- Your instructions
From the line containing "Read out every word on this page." through the last line of the data, return those lines exactly as written and nothing more.

•••

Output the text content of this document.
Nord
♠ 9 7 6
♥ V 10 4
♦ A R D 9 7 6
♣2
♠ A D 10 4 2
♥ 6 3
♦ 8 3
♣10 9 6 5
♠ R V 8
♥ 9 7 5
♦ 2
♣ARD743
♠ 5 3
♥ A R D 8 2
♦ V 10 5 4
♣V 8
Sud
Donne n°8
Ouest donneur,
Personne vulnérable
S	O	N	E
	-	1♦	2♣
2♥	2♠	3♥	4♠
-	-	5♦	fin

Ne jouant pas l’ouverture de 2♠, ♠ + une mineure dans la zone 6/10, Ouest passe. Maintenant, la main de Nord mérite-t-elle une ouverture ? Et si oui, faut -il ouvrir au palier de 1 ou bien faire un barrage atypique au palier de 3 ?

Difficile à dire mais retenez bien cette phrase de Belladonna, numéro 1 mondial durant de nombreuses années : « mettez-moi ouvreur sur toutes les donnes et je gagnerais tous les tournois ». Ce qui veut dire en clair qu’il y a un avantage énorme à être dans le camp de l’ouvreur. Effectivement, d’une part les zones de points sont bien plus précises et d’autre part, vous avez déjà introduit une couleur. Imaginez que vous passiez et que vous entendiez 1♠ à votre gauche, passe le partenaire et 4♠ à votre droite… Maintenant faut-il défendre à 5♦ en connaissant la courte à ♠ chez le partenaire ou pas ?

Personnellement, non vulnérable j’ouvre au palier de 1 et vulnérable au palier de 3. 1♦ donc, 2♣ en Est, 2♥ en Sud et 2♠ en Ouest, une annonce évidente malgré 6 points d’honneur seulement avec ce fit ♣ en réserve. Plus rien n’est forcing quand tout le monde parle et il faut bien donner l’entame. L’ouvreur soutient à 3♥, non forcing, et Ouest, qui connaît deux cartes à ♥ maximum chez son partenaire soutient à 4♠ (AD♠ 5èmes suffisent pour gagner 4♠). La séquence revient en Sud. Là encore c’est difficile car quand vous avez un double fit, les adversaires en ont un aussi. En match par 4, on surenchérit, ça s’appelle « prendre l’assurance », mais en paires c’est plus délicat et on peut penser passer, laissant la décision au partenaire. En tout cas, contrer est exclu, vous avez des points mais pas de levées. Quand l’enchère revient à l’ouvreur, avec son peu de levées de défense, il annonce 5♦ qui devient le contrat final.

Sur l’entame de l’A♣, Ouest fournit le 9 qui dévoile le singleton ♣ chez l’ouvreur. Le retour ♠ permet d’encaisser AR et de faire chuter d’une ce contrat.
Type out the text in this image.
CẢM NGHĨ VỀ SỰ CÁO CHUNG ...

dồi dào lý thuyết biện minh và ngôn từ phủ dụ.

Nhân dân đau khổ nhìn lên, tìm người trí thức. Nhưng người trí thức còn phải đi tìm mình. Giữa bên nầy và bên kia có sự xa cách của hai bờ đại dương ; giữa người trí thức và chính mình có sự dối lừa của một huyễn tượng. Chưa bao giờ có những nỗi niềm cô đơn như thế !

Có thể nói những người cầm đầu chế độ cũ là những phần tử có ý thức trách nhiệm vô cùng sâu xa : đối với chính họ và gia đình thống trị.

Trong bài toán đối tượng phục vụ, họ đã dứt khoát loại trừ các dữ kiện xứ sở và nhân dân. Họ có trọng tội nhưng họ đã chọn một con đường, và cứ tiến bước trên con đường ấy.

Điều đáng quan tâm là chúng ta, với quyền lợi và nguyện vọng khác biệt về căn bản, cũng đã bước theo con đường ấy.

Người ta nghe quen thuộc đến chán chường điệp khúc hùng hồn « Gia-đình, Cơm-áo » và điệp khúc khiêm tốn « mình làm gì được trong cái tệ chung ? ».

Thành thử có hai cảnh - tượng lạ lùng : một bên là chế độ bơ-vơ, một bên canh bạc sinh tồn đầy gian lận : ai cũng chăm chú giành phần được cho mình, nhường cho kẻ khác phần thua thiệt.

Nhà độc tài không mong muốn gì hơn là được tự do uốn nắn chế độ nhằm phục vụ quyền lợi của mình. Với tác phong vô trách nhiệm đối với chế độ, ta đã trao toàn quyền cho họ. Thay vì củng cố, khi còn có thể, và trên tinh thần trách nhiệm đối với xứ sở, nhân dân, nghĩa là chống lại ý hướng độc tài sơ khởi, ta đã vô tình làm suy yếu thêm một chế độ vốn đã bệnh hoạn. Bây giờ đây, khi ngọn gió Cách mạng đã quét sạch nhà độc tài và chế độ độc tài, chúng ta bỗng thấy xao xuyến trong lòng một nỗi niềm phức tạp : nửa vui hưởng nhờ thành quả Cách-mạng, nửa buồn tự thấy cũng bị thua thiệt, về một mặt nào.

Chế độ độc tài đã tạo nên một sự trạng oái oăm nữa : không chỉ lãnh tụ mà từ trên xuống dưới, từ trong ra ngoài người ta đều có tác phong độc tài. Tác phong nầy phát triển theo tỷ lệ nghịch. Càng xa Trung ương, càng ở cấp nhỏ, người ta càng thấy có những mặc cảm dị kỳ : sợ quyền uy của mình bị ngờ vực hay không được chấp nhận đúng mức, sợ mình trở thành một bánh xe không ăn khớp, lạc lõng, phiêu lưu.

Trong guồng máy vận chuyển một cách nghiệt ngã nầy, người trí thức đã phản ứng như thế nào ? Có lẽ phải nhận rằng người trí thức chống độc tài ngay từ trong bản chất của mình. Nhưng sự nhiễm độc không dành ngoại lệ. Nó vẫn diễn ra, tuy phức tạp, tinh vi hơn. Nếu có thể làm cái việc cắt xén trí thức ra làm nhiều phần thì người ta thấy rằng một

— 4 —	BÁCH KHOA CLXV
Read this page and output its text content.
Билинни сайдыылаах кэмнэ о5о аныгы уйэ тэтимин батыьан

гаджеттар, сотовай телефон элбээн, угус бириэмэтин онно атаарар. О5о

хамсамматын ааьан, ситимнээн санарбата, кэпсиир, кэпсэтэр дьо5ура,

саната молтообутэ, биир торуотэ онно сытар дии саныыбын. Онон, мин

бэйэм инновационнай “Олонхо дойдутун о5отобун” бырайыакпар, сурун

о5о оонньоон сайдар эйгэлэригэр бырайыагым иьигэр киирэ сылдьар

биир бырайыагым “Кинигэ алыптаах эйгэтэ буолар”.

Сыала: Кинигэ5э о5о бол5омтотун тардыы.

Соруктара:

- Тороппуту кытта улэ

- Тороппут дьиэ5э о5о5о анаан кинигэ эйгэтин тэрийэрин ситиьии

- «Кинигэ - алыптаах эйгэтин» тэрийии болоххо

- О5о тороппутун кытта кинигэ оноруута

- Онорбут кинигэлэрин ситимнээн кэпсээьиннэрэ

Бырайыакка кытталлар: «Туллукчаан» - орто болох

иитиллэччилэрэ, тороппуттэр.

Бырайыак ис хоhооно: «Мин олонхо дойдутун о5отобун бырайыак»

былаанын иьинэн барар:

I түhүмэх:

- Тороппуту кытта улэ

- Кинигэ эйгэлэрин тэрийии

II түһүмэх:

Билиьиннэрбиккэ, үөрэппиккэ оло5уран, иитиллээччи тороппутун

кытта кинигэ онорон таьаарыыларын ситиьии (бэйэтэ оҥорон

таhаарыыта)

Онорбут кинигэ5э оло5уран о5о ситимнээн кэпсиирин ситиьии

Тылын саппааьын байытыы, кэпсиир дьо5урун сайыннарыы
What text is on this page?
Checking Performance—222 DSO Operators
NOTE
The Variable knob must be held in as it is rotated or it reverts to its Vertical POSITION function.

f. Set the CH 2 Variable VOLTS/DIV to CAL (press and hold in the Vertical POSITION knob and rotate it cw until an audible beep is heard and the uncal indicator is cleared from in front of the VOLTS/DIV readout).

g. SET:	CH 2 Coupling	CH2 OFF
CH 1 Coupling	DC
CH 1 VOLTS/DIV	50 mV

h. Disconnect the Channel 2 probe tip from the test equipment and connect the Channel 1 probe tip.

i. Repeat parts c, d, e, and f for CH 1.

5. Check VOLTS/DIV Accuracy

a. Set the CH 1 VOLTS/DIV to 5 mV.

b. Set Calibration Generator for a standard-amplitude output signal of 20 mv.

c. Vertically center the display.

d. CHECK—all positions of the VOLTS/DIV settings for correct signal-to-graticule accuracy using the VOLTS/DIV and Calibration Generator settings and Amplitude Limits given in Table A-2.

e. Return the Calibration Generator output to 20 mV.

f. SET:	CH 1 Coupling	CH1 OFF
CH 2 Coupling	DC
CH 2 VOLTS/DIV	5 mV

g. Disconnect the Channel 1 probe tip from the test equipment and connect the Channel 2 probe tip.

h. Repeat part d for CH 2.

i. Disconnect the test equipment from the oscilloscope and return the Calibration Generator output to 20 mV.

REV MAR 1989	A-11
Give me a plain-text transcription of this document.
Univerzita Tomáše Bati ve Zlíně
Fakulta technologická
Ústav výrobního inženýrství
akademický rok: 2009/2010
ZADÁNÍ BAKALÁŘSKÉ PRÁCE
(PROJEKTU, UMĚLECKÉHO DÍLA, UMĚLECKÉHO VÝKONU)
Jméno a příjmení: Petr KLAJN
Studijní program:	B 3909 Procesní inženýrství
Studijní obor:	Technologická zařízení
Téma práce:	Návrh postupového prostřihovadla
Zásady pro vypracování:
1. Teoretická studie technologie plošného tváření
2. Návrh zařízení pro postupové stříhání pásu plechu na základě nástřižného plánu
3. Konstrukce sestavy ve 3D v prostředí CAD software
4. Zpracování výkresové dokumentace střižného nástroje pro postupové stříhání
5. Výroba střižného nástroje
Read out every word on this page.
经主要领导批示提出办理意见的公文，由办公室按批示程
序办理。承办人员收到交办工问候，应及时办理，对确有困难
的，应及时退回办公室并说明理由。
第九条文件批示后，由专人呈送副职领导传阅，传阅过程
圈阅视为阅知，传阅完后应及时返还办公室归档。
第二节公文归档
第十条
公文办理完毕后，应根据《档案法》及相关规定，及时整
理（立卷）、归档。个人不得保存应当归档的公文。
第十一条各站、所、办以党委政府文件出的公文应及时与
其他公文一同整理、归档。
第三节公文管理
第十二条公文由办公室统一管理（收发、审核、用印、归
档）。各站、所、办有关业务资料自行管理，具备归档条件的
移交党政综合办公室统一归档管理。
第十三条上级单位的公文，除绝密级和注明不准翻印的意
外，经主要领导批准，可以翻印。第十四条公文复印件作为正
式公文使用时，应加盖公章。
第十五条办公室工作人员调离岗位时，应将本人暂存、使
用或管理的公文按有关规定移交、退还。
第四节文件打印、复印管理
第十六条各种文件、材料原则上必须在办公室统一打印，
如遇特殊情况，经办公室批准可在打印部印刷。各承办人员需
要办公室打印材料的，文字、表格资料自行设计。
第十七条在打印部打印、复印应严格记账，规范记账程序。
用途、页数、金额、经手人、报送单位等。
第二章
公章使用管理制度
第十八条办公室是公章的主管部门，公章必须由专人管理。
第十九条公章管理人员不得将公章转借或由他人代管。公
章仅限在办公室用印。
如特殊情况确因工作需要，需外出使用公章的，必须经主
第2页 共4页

•••

- Output
Read out every word on this page.
经主要领导批示提出办理意见的公文，由办公室按批示程
序办理。承办人员收到交办工问候，应及时办理，对确有困难
的，应及时退回办公室并说明理由。
第九条文件批示后，由专人呈送副职领导传阅，传阅过程
圈阅视为阅知，传阅完后应及时返还办公室归档。
第二节公文归档
第十条
公文办理完毕后，应根据《档案法》及相关规定，及时整
理（立卷）、归档。个人不得保存应当归档的公文。
第十一条各站、所、办以党委政府文件出的公文应及时与
其他公文一同整理、归档。
第三节公文管理
第十二条公文由办公室统一管理（收发、审核、用印、归
档）。各站、所、办有关业务资料自行管理，具备归档条件的
移交党政综合办公室统一归档管理。
第十三条上级单位的公文，除绝密级和注明不准翻印的意
外，经主要领导批准，可以翻印。第十四条公文复印件作为正
式公文使用时，应加盖公章。
第十五条办公室工作人员调离岗位时，应将本人暂存、使
用或管理的公文按有关规定移交、退还。
第四节文件打印、复印管理
第十六条各种文件、材料原则上必须在办公室统一打印，
如遇特殊情况，经办公室批准可在打印部印刷。各承办人员需
要办公室打印材料的，文字、表格资料自行设计。
第十七条在打印部打印、复印应严格记账，规范记账程序。
用途、页数、金额、经手人、报送单位等。
第二章
公章使用管理制度
第十八条办公室是公章的主管部门，公章必须由专人管理。
第十九条公章管理人员不得将公章转借或由他人代管。公
章仅限在办公室用印。
如特殊情况确因工作需要，需外出使用公章的，必须经主
第2页 共4页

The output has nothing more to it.